Select all lines with the string "items" in them, and copy those lines.

─── ENTRIES PROVIDED ───

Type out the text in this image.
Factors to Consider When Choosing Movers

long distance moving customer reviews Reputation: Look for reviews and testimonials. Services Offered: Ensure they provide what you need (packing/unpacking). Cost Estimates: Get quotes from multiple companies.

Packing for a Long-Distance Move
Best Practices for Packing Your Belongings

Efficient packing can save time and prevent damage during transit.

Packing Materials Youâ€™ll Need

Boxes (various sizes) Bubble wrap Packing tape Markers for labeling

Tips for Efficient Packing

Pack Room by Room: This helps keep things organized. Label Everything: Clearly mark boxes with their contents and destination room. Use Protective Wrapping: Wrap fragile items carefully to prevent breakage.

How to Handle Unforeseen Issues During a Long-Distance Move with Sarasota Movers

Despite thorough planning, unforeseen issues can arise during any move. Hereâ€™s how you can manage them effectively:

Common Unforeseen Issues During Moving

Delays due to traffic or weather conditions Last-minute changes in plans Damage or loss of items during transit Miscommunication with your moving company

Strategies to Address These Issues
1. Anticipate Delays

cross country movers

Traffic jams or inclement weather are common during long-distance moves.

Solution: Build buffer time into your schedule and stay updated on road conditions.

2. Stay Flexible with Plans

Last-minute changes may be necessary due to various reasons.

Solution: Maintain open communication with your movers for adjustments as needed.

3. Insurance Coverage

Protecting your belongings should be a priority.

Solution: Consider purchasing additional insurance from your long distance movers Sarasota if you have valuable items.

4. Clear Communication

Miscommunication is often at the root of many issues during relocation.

───
─── ENTRIES PROVIDED ───

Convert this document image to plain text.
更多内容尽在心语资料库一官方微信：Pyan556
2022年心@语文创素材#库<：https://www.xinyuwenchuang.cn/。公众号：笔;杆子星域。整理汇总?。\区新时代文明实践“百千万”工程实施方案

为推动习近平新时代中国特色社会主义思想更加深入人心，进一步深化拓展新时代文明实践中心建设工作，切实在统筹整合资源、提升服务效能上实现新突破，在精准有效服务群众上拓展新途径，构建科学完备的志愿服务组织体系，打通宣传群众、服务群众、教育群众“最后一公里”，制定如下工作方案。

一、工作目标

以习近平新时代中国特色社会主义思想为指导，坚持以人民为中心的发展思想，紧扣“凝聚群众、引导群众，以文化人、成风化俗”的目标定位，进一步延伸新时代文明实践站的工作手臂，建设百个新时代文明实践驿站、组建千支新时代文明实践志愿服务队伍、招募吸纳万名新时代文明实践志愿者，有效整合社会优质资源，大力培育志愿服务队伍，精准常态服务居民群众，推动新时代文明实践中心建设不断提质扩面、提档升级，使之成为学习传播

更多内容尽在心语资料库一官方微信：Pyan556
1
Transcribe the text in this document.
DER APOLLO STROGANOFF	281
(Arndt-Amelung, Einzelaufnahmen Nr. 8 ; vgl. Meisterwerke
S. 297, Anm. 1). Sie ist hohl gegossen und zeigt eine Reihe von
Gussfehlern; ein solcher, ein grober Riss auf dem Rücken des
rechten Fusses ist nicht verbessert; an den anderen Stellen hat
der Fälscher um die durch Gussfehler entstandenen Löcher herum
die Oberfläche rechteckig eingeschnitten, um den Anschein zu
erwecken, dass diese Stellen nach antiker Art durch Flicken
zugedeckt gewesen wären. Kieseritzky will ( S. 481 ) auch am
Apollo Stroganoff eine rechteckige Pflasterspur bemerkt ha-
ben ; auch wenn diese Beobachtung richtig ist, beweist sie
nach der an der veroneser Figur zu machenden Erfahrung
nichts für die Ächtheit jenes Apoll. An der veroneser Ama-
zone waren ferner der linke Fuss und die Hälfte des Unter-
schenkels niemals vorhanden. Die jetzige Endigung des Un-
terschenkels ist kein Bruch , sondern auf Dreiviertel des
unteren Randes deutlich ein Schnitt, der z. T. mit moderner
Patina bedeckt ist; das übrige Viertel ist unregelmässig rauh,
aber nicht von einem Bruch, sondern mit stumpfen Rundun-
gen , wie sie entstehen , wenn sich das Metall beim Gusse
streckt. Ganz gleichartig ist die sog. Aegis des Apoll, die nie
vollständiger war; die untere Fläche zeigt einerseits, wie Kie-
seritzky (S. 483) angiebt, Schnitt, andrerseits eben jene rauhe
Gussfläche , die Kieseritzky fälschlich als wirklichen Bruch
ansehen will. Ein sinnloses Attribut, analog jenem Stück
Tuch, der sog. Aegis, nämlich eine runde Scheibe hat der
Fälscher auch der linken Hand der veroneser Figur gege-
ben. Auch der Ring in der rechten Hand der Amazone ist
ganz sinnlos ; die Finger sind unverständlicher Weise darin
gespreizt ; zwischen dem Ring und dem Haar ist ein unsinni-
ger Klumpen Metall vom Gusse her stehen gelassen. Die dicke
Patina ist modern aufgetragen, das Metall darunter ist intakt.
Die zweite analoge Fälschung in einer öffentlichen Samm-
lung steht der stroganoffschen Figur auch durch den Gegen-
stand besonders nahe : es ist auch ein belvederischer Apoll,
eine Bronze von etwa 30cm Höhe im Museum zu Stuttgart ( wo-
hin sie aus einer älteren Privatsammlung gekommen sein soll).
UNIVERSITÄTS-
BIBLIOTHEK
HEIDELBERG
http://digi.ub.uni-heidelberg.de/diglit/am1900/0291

───

> **RESULT OF THE TASK**:
Pack Room by Room: This helps keep things organized. Label Everything: Clearly mark boxes with their contents and destination room. Use Protective Wrapping: Wrap fragile items carefully to prevent breakage.
Delays due to traffic or weather conditions Last-minute changes in plans Damage or loss of items during transit Miscommunication with your moving company
Solution: Consider purchasing additional insurance from your long distance movers Sarasota if you have valuable items.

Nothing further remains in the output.